▸ **What to work on**: Put the lines of the records below into a JSON list of strings, one string per line and no blank lines, beginning with the line that contains "x-tick-label: 1/1/2010 bbox=[1200, 1002, 1276, 1022]" and continuing through the line that contains "weight-point bbox=[1444, 690, 1454, 700]". Include both of those lines and nothing outside that range.

▸ **Data to use**:
_ _ _ _

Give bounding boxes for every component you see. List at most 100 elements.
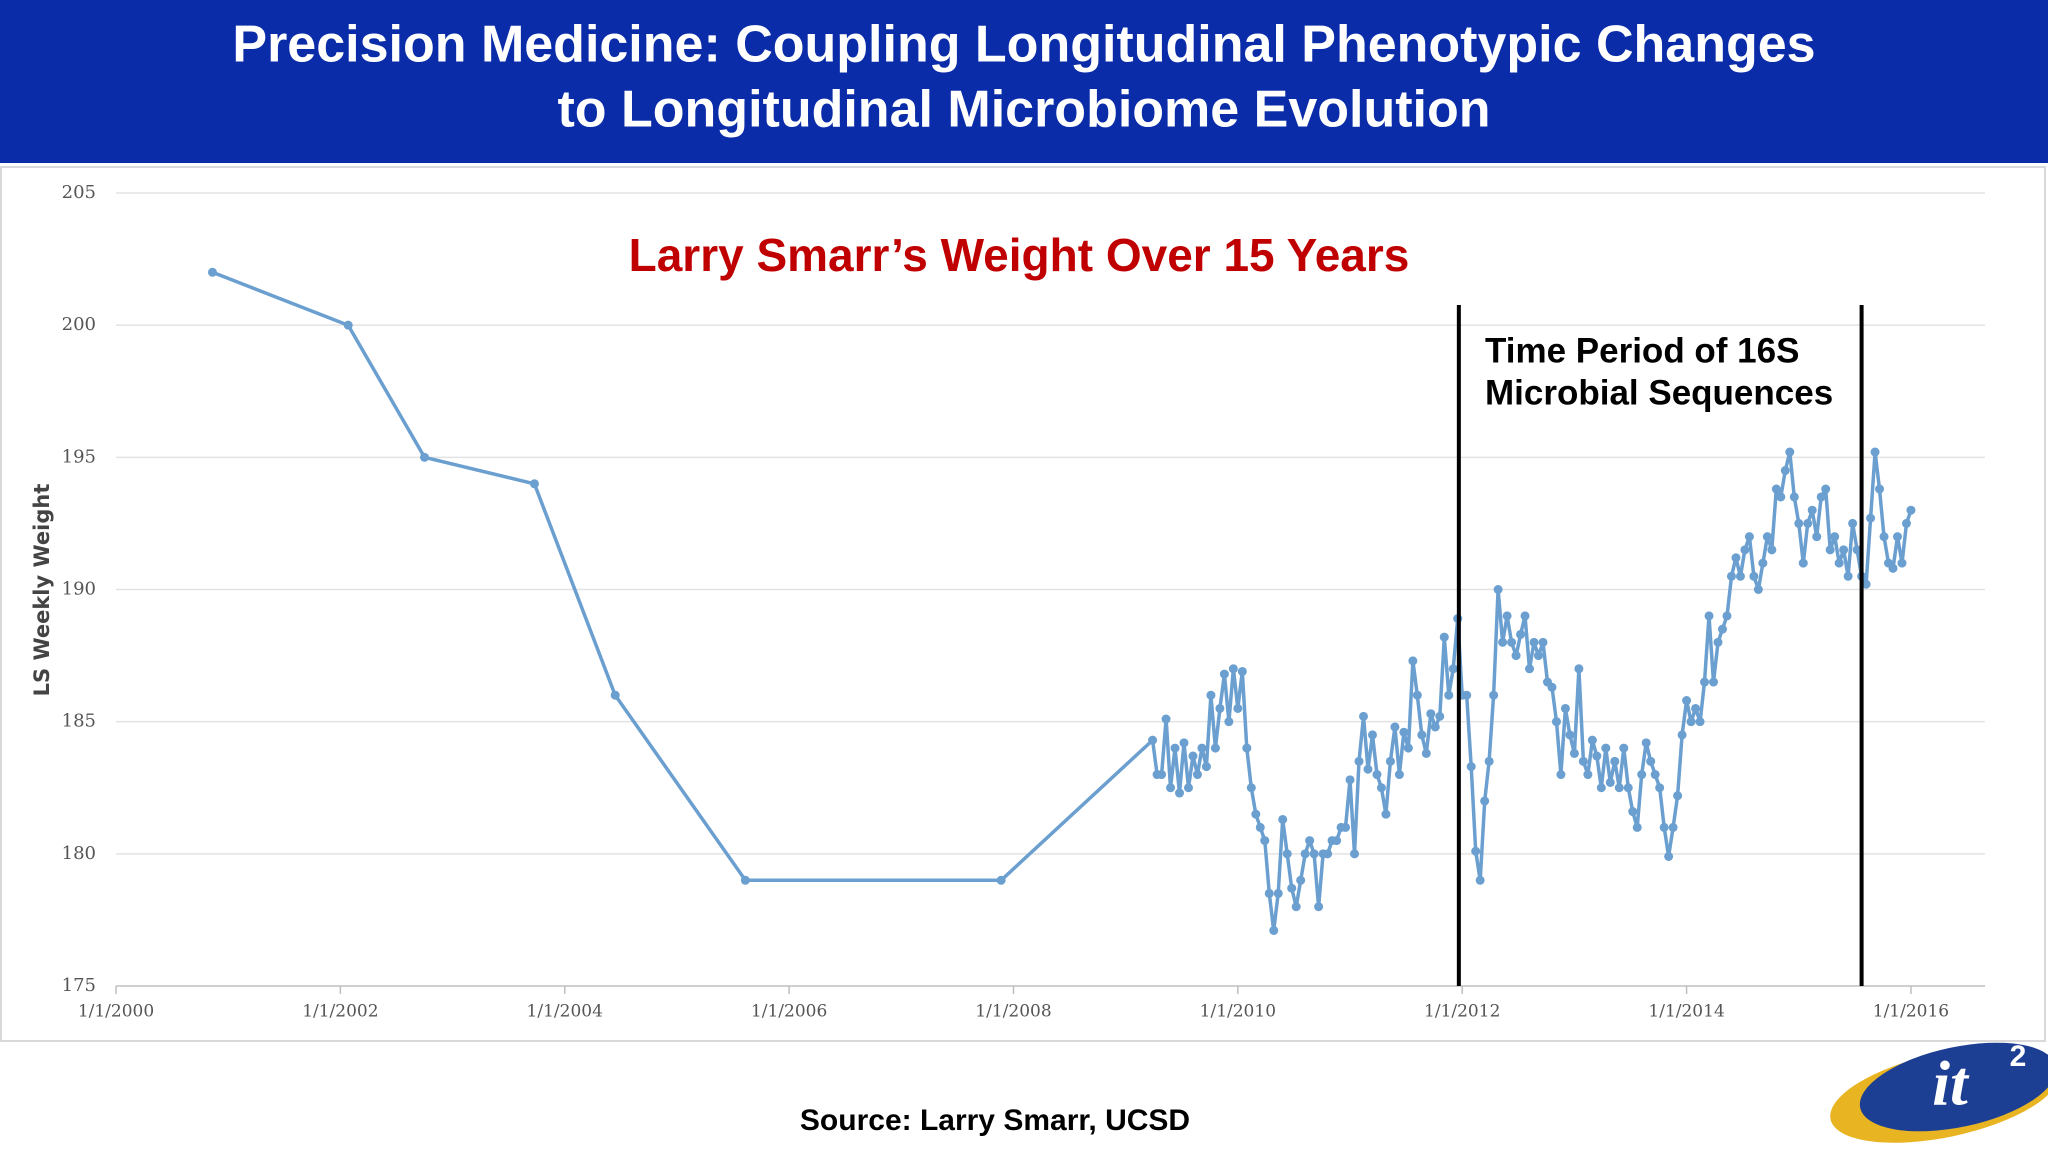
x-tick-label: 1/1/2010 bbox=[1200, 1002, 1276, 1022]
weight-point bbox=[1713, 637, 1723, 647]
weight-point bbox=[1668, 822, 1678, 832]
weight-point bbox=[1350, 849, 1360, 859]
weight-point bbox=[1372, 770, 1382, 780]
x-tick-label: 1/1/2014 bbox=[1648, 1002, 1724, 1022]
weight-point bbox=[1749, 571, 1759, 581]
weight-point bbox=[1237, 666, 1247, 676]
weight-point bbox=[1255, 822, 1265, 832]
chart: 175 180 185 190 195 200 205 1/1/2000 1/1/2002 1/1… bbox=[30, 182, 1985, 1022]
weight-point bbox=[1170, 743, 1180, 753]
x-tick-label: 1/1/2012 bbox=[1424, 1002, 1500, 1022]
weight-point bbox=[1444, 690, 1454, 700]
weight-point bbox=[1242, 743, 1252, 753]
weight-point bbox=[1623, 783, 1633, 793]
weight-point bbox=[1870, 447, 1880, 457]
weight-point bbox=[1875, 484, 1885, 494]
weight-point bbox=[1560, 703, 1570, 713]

_ _ _ _

▸ **Result**:
[
  "x-tick-label: 1/1/2010 bbox=[1200, 1002, 1276, 1022]",
  "weight-point bbox=[1713, 637, 1723, 647]",
  "weight-point bbox=[1668, 822, 1678, 832]",
  "weight-point bbox=[1350, 849, 1360, 859]",
  "weight-point bbox=[1372, 770, 1382, 780]",
  "x-tick-label: 1/1/2014 bbox=[1648, 1002, 1724, 1022]",
  "weight-point bbox=[1749, 571, 1759, 581]",
  "weight-point bbox=[1237, 666, 1247, 676]",
  "weight-point bbox=[1255, 822, 1265, 832]",
  "chart: 175 180 185 190 195 200 205 1/1/2000 1/1/2002 1/1… bbox=[30, 182, 1985, 1022]",
  "weight-point bbox=[1170, 743, 1180, 753]",
  "x-tick-label: 1/1/2012 bbox=[1424, 1002, 1500, 1022]",
  "weight-point bbox=[1444, 690, 1454, 700]"
]